[start Supplied records]

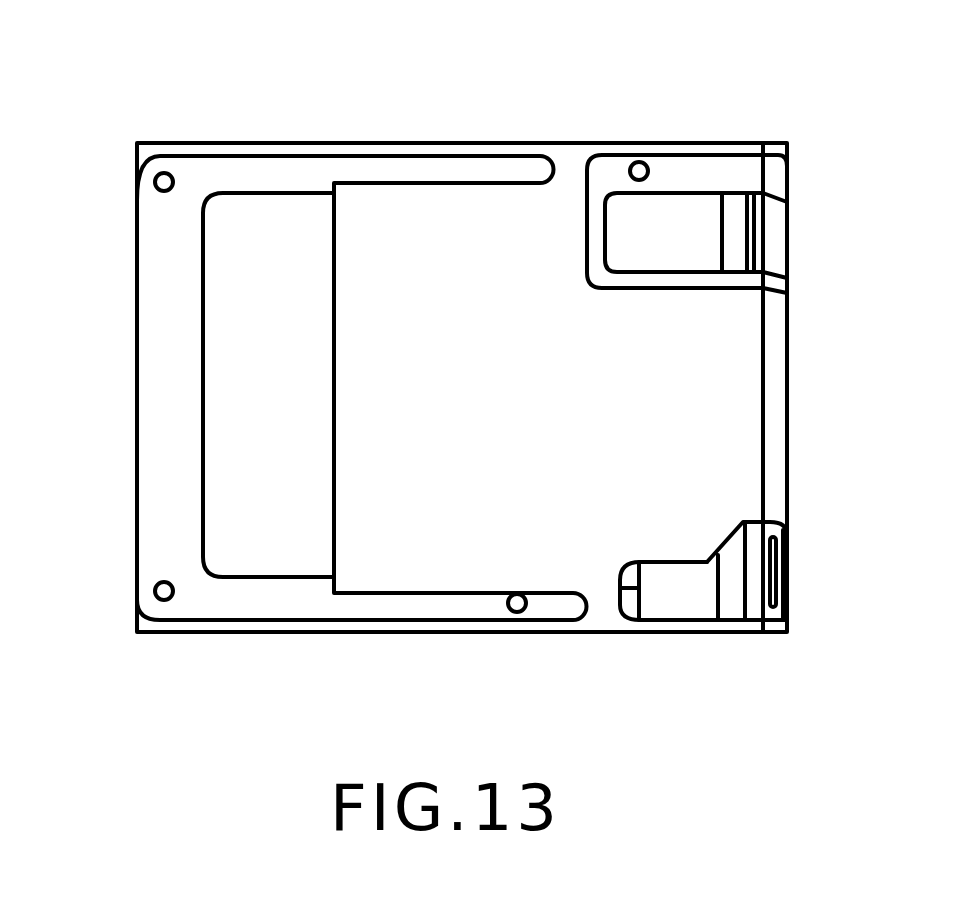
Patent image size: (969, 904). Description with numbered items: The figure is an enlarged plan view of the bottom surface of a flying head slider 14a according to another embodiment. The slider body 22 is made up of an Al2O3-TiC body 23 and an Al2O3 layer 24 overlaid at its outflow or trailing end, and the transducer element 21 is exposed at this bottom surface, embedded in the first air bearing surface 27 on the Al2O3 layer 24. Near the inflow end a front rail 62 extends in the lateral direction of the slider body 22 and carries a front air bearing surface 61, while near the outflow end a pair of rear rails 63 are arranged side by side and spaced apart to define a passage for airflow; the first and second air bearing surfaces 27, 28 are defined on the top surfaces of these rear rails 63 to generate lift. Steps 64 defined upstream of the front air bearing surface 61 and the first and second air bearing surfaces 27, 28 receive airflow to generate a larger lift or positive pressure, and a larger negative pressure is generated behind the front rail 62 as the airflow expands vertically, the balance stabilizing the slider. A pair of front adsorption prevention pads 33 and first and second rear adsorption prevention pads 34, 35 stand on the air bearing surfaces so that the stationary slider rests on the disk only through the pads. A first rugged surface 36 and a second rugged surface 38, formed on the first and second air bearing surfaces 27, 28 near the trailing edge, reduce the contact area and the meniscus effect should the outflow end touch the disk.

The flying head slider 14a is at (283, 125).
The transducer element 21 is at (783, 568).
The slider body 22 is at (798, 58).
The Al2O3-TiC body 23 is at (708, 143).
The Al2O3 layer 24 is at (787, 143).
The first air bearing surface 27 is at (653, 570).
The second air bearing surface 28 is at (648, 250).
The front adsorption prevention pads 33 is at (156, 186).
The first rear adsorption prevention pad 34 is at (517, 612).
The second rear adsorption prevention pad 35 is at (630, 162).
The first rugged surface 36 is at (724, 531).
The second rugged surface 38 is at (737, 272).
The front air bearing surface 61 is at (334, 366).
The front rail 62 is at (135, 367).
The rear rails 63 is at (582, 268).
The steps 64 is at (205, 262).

[end Supplied records]
[start Supplied records]

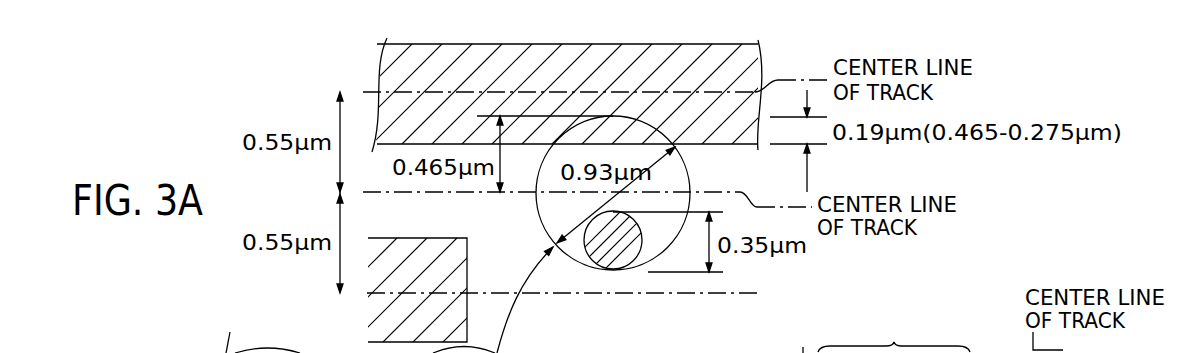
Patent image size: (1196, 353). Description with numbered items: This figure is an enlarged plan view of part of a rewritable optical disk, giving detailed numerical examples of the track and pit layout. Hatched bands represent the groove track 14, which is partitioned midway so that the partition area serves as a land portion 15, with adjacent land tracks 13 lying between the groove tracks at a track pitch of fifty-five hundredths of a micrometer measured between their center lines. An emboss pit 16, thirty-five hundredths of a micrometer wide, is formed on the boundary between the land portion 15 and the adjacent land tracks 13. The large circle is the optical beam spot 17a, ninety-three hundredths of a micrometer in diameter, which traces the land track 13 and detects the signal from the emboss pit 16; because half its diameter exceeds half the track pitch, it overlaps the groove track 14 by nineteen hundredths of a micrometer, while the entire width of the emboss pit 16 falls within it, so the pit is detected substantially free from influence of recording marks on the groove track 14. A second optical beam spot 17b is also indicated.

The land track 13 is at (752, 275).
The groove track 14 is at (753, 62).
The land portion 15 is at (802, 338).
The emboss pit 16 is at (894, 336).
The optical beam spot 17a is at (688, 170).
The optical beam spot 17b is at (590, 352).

[end Supplied records]
[start Supplied records]

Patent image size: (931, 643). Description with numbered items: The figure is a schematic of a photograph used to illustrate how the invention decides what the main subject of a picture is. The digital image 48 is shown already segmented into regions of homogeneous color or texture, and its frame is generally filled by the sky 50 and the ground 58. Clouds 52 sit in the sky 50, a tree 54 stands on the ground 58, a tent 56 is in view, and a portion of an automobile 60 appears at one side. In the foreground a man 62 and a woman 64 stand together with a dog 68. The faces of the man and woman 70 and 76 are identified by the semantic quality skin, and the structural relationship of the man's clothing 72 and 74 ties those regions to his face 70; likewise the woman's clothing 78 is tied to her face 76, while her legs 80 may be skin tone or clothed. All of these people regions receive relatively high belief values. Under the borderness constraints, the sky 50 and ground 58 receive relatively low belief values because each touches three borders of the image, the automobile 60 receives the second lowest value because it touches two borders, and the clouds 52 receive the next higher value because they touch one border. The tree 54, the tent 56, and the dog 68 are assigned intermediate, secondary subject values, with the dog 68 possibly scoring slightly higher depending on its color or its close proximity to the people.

[end Supplied records]

Problem description = Print without change the lines of the entries starting at the line containing "Patent image size: (1196, 353)." and ending at the line containing "The optical beam spot 17b is at (590, 352).", with both of those lines included.

Right answer =
Patent image size: (1196, 353). Description with numbered items: This figure is an enlarged plan view of part of a rewritable optical disk, giving detailed numerical examples of the track and pit layout. Hatched bands represent the groove track 14, which is partitioned midway so that the partition area serves as a land portion 15, with adjacent land tracks 13 lying between the groove tracks at a track pitch of fifty-five hundredths of a micrometer measured between their center lines. An emboss pit 16, thirty-five hundredths of a micrometer wide, is formed on the boundary between the land portion 15 and the adjacent land tracks 13. The large circle is the optical beam spot 17a, ninety-three hundredths of a micrometer in diameter, which traces the land track 13 and detects the signal from the emboss pit 16; because half its diameter exceeds half the track pitch, it overlaps the groove track 14 by nineteen hundredths of a micrometer, while the entire width of the emboss pit 16 falls within it, so the pit is detected substantially free from influence of recording marks on the groove track 14. A second optical beam spot 17b is also indicated.

The land track 13 is at (752, 275).
The groove track 14 is at (753, 62).
The land portion 15 is at (802, 338).
The emboss pit 16 is at (894, 336).
The optical beam spot 17a is at (688, 170).
The optical beam spot 17b is at (590, 352).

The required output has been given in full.